═════ Rows
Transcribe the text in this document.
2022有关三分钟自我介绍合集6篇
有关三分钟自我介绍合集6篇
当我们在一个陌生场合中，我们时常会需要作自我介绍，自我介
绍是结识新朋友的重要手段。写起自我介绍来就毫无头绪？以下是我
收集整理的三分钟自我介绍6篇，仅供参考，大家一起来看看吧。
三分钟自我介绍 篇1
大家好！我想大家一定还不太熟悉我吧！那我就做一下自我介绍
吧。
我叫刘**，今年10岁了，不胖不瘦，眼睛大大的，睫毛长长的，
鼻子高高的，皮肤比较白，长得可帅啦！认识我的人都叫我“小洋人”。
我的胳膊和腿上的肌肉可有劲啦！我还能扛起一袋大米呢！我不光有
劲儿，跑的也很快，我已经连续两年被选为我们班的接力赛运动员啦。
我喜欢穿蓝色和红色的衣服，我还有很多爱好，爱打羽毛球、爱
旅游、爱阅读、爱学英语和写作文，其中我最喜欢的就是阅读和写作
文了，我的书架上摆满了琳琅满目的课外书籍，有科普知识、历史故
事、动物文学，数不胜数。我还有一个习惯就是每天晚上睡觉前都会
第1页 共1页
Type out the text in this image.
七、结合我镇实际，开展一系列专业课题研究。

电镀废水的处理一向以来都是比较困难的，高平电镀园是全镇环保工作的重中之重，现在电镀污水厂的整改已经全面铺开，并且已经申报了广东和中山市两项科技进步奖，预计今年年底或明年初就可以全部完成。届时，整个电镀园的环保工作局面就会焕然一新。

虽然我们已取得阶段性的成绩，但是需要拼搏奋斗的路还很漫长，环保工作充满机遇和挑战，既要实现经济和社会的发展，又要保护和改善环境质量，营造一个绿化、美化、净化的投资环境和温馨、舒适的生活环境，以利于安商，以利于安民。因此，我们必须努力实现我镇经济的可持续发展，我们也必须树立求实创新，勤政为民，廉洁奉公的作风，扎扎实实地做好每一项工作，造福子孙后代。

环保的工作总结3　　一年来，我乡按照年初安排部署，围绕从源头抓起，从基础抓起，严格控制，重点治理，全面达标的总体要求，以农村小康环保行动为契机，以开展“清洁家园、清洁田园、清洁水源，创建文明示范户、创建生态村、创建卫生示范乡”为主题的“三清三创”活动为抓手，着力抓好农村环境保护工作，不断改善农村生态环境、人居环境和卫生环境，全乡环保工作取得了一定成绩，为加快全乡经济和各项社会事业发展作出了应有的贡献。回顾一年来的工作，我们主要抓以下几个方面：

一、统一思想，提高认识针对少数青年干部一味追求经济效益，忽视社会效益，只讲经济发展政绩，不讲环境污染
══════════
## Directions for this task
Return exactly the lines from the one containing "Type out the text in this image." through the last line of the records above, both included, and nothing else.

## Reply
Type out the text in this image.
七、结合我镇实际，开展一系列专业课题研究。

电镀废水的处理一向以来都是比较困难的，高平电镀园是全镇环保工作的重中之重，现在电镀污水厂的整改已经全面铺开，并且已经申报了广东和中山市两项科技进步奖，预计今年年底或明年初就可以全部完成。届时，整个电镀园的环保工作局面就会焕然一新。

虽然我们已取得阶段性的成绩，但是需要拼搏奋斗的路还很漫长，环保工作充满机遇和挑战，既要实现经济和社会的发展，又要保护和改善环境质量，营造一个绿化、美化、净化的投资环境和温馨、舒适的生活环境，以利于安商，以利于安民。因此，我们必须努力实现我镇经济的可持续发展，我们也必须树立求实创新，勤政为民，廉洁奉公的作风，扎扎实实地做好每一项工作，造福子孙后代。

环保的工作总结3　　一年来，我乡按照年初安排部署，围绕从源头抓起，从基础抓起，严格控制，重点治理，全面达标的总体要求，以农村小康环保行动为契机，以开展“清洁家园、清洁田园、清洁水源，创建文明示范户、创建生态村、创建卫生示范乡”为主题的“三清三创”活动为抓手，着力抓好农村环境保护工作，不断改善农村生态环境、人居环境和卫生环境，全乡环保工作取得了一定成绩，为加快全乡经济和各项社会事业发展作出了应有的贡献。回顾一年来的工作，我们主要抓以下几个方面：

一、统一思想，提高认识针对少数青年干部一味追求经济效益，忽视社会效益，只讲经济发展政绩，不讲环境污染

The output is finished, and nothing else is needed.